───── PASSAGE PROVIDED ─────

Perhaps you should be forewarned: many listeners do NOT share my affection for Golovanov's visionary, uninhibited, wildly impassioned and very subjective conducting. In fact, Jed Distler's damning review of these CDs (a '2' rating on a scale of 1 to 10) at classicstoday concludes by saying "Anyone who buys this revolting release deserves it!" Well, what Mr. Distler hears as REVOLTING sounds utterly REVOLUTIONARY to my ears. Golovanov even achieves what I previously had thought was an impossible task: he makes Glazunov's intractable 6th Symphony sound like a masterpiece!

As usual, IMG has done a strange job of assembling what it feels is a "representative" collection of a conductor's artistry. Why, for example, do we get so much Liszt here - or, for that matter, so little. Golovanov (1891-1953, student of Ippolitov-Ivanov) recorded all of Liszt's tone poems (I have most of the others on Melodiya LPs, and generally IMG's transfers of just five of them here are quite good). So we have SOME but not ALL of Golovanov's Liszt here - either IMG should have given us ALL of them, or just selected ONE (perhaps the Orpheus, a fascinating contrast to Beecham's) and moved on to more diverse examples of Golovanov's repertoire. Fond as I am of these Mendelssohn selections, they certainly lack the quicksilver delicacy one hears in versions by Maag, Kletzki and Schuricht. The live 1812 Overture is wonderfully over the top and exciting, but it has already appeared in better sound on the Boheme CD label, coupled with Golovanov's UNIQUE Tchaikovsky Pathetique (see my review).

I am grateful that IMG had the good sense to include Golovanov in this series (IMG's omission of such important conductors as De Sabata, Knappertsbusch, Abendroth, and Silvestri was an egregious oversight). Golovanov was a tremendously important and influential conductor (clearly Svetlanov, Kondrashin and Khaikin learned a lot from him style-wise). Unlike Mravinsky, who confined himself to orchestral repertoire, Golovanov was also Russia's leading opera maestro. He recorded the first-ever (and best-ever) recordings of "Boris" and Rimsky-Korsakov's "Sadko," plus several other Russian operas.

Here are some magnificent recordings that should have been considered for a more encompassing portrait of Golovanov at his best. Many of these are now out of print, so their inclusion by IMG would have been most welcome.

1. Borodin's 2nd Symphony - one of the greatest readings of ANYTHING ever recorded. It was formerly on a Multisonic CD, coupled with a fine Rostropovich/Sanderling account of Prokofiev's Symphony-Concerto (see my review).

2. Mussorgsky's Pictures At An Exhibition: Golovanov's reading simply puts everybody else's in the shade. It was once available on an Arlecchino CD with thrilling accounts of Night on Bald Mountain, the Prelude to Khovanschchina, the Polonaise from Boris Godunov, and Taneyev's rare Cantata.

3. Grieg's In Autumn, Peer Gynt Suites 1 & 2, the Lyric Suite, and A Swan were all once on Arlecchino. These constitute the best case for Grieg as a master composer that I have ever heard.

───── SUPPLIED ENTRIES ─────

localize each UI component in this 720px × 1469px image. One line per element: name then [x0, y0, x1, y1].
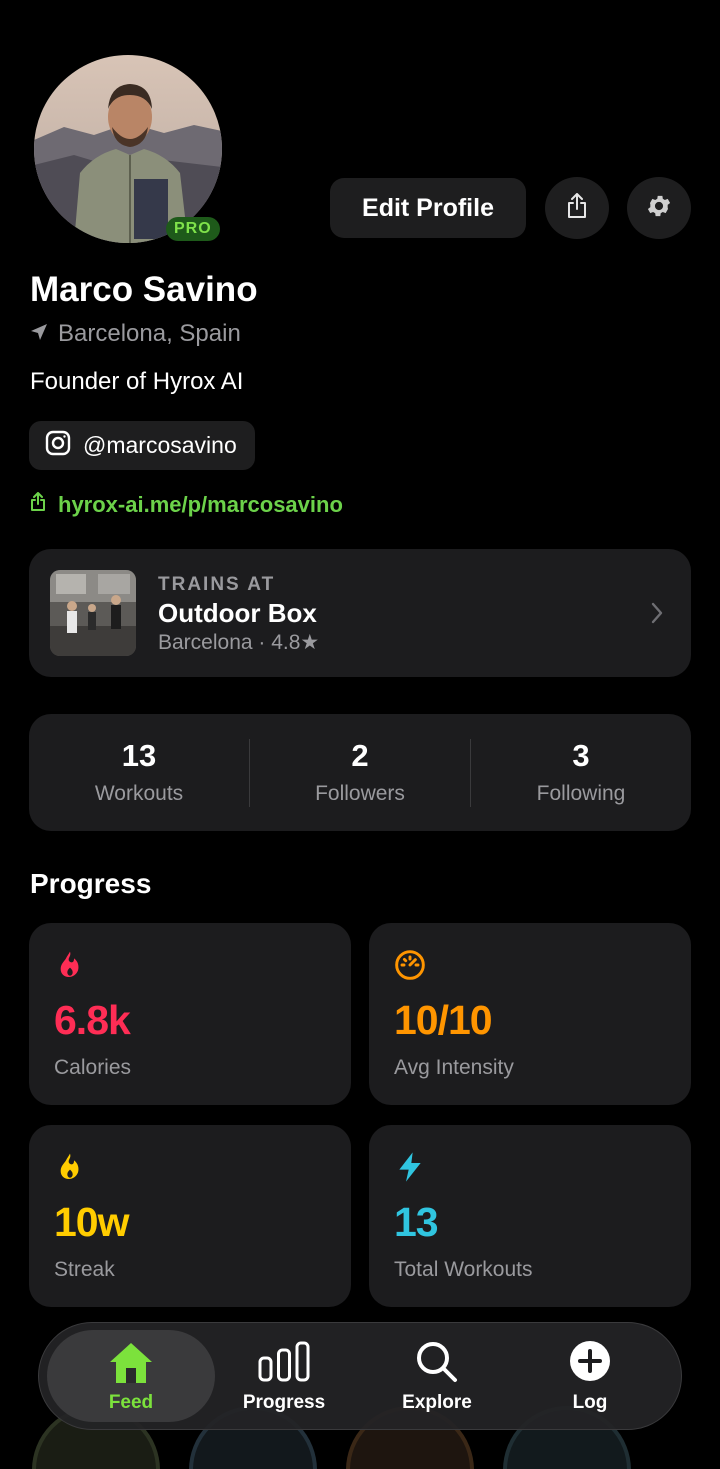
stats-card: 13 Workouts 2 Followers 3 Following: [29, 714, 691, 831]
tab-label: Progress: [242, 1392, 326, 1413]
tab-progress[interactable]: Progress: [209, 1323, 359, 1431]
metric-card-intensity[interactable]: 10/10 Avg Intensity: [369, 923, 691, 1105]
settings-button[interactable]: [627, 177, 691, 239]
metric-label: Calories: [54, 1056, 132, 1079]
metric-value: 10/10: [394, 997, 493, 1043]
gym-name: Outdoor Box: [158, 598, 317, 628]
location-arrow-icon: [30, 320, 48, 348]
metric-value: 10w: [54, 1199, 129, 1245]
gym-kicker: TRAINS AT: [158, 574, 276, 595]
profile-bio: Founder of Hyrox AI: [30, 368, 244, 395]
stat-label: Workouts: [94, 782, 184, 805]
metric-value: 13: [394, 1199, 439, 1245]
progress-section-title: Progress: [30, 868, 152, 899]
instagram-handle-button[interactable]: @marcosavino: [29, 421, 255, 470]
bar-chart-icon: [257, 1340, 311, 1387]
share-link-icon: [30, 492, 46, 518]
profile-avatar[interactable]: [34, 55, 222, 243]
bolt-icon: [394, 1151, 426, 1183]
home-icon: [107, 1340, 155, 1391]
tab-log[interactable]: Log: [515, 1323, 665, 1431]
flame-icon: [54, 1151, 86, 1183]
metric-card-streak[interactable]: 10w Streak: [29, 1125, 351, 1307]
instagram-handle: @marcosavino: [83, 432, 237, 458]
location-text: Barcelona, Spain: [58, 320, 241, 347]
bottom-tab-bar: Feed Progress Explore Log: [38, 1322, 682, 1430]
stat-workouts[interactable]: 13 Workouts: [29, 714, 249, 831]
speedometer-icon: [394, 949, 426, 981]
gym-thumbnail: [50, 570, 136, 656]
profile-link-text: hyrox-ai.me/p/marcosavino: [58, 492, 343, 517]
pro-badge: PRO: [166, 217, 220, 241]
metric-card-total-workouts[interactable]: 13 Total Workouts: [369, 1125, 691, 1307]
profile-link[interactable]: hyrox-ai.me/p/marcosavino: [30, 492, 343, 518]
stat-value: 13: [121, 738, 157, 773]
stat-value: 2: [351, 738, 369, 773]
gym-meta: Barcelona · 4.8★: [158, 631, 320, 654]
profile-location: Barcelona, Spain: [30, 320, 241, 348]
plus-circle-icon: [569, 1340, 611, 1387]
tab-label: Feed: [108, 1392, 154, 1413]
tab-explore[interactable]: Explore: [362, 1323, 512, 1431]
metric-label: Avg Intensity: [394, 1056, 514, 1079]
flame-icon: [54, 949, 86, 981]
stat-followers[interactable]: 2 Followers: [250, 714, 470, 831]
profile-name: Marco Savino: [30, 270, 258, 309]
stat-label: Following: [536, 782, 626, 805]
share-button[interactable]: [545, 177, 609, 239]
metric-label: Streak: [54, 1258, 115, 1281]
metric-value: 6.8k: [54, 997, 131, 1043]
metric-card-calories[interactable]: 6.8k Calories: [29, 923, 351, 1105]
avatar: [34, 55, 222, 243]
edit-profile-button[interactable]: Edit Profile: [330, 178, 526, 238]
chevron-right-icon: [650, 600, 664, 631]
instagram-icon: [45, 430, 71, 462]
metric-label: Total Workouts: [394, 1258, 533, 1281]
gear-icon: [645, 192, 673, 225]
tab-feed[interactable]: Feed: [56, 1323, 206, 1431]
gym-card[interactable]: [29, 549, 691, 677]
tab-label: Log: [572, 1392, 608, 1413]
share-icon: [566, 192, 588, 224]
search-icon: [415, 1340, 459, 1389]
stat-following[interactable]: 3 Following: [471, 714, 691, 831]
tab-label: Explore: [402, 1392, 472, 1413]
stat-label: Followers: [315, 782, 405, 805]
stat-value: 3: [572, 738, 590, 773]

─────
───── SUPPLIED ENTRIES ─────

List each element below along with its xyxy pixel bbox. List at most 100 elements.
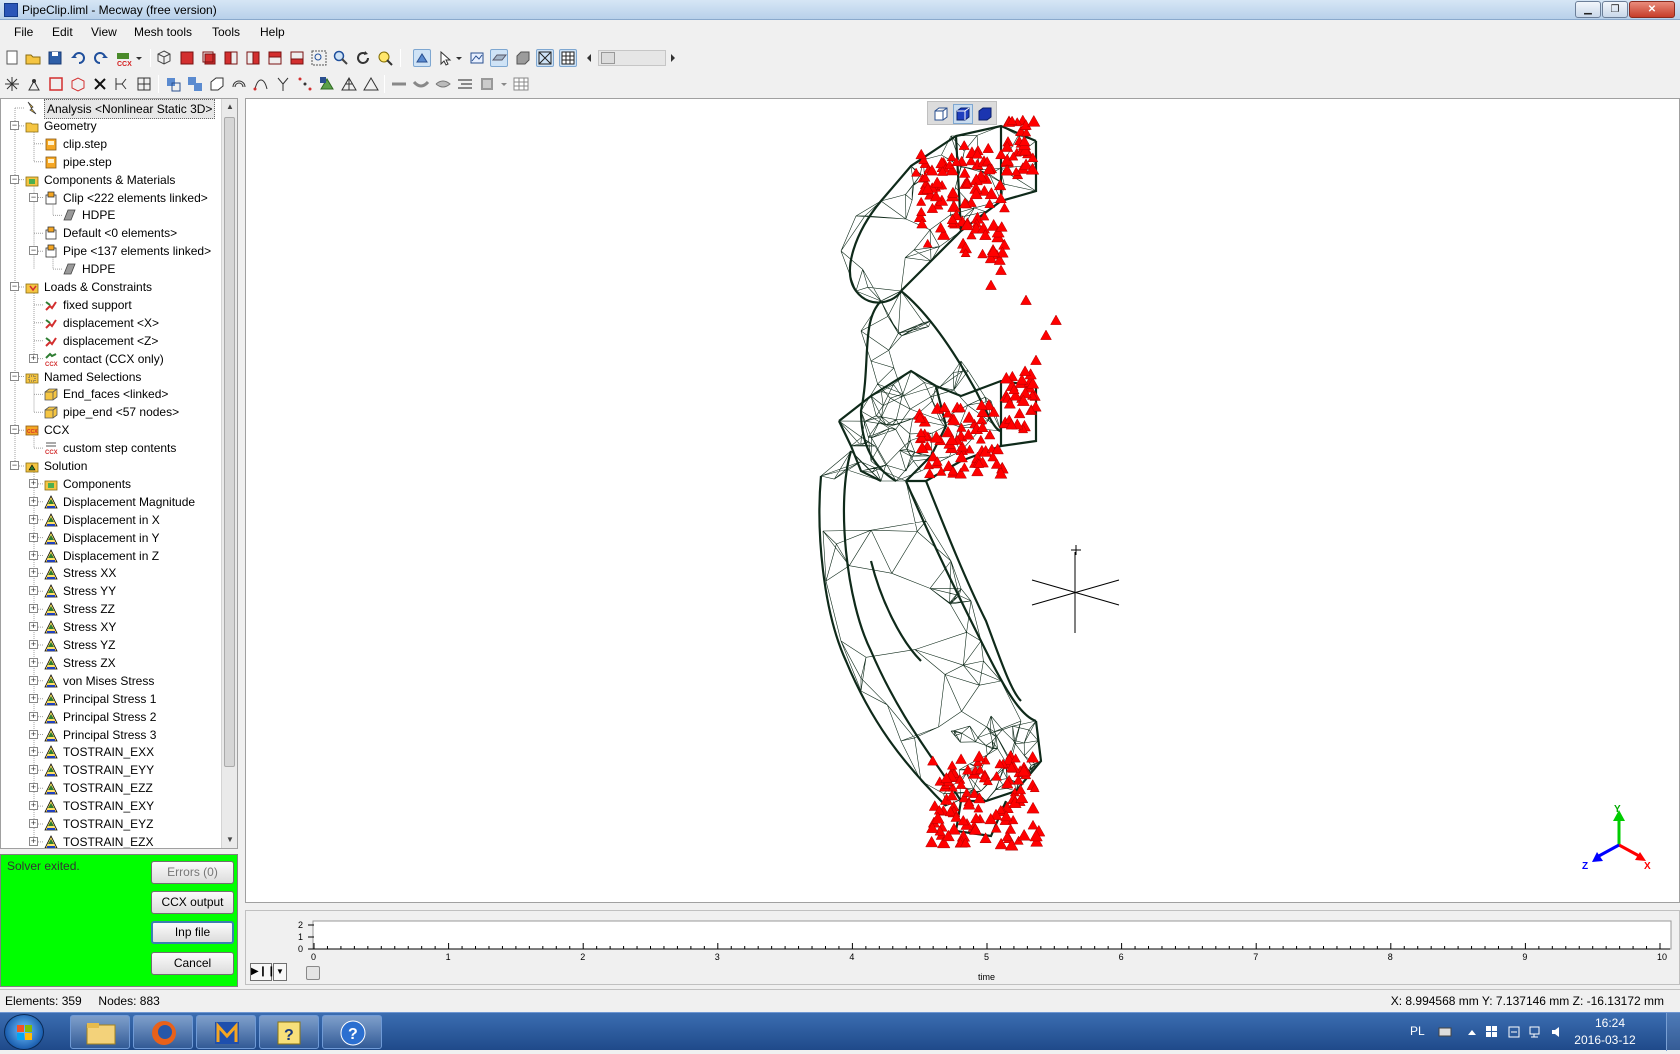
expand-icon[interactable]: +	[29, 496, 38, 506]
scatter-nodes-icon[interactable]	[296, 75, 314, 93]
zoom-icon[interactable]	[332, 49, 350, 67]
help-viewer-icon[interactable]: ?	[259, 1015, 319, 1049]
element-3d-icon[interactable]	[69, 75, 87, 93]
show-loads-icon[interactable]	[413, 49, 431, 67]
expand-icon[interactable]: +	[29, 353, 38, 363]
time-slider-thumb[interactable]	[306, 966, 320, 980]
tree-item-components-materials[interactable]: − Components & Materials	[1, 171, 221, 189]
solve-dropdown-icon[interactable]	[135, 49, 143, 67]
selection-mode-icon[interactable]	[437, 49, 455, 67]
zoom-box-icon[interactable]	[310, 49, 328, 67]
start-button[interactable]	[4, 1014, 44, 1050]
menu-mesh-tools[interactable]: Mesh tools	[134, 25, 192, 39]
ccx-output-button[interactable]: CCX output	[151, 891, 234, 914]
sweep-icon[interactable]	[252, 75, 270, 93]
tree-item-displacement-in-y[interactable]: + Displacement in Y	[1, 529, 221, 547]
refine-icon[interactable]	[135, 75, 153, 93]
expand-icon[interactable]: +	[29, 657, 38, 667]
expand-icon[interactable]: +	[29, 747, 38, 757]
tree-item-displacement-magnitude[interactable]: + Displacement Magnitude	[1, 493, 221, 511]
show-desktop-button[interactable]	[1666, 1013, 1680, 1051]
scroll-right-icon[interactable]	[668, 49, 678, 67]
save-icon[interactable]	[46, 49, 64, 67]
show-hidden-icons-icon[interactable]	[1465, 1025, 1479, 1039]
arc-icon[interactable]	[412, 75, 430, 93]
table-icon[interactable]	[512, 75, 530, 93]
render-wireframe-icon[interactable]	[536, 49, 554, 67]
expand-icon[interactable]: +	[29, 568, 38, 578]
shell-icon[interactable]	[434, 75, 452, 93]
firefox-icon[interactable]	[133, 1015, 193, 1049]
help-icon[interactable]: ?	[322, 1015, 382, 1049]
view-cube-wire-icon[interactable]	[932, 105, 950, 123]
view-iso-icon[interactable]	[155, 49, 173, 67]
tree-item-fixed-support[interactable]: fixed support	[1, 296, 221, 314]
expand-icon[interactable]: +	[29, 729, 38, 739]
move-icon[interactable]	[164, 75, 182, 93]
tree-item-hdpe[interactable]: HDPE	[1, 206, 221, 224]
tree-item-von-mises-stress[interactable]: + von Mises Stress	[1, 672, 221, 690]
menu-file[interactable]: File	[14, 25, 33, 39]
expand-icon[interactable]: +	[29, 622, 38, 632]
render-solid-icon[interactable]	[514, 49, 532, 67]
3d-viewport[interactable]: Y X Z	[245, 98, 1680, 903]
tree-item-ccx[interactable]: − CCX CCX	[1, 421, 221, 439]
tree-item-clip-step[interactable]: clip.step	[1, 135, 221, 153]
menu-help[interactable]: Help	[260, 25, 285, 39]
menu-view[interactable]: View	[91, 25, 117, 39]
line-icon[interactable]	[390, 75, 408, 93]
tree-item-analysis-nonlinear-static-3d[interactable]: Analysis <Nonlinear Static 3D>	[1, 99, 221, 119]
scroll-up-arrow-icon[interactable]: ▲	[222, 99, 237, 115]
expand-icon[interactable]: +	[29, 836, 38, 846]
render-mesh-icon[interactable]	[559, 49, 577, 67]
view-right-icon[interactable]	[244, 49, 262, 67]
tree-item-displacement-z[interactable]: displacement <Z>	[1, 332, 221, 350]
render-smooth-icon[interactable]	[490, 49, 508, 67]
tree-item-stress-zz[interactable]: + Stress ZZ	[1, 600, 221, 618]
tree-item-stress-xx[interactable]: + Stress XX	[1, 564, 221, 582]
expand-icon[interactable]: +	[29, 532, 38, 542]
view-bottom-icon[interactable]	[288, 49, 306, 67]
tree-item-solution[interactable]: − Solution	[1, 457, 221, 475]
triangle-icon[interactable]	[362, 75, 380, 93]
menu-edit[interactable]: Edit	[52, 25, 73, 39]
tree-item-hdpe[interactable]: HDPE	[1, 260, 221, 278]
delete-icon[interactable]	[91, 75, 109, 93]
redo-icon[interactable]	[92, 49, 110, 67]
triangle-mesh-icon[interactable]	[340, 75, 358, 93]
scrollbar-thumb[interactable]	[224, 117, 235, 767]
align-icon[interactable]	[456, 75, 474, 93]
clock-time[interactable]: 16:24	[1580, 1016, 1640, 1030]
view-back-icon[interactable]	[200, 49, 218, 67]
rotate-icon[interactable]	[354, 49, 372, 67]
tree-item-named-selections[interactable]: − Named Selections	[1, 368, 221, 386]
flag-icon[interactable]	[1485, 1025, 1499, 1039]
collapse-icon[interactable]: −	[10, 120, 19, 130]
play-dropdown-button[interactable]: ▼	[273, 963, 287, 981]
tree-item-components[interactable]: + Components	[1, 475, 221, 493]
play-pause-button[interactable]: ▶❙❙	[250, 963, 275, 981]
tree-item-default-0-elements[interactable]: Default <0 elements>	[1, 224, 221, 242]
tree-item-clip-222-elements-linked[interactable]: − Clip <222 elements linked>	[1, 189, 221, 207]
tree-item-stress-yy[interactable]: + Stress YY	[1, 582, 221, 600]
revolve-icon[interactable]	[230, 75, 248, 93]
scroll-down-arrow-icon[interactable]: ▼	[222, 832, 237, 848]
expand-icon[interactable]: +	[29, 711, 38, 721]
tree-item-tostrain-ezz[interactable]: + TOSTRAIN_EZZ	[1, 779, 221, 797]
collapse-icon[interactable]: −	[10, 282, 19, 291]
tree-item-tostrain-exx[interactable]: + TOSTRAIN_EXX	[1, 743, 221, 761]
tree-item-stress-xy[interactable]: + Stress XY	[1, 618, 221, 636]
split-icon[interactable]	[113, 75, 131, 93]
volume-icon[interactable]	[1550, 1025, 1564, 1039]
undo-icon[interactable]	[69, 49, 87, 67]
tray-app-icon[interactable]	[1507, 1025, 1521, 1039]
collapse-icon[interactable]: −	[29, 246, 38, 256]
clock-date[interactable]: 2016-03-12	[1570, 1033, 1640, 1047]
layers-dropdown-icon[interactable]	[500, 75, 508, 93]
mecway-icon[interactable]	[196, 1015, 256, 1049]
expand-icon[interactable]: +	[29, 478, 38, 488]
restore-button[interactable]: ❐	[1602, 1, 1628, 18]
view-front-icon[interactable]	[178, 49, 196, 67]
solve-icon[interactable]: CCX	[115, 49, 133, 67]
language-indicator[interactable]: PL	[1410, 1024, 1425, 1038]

─────

Output the portion of the Golovanov review starting with "1. Borodin's 2nd" and going on through "Taneyev's rare Cantata.", copied word for word.

- **ANSWER TO THE TASK**:
1. Borodin's 2nd Symphony - one of the greatest readings of ANYTHING ever recorded. It was formerly on a Multisonic CD, coupled with a fine Rostropovich/Sanderling account of Prokofiev's Symphony-Concerto (see my review).

2. Mussorgsky's Pictures At An Exhibition: Golovanov's reading simply puts everybody else's in the shade. It was once available on an Arlecchino CD with thrilling accounts of Night on Bald Mountain, the Prelude to Khovanschchina, the Polonaise from Boris Godunov, and Taneyev's rare Cantata.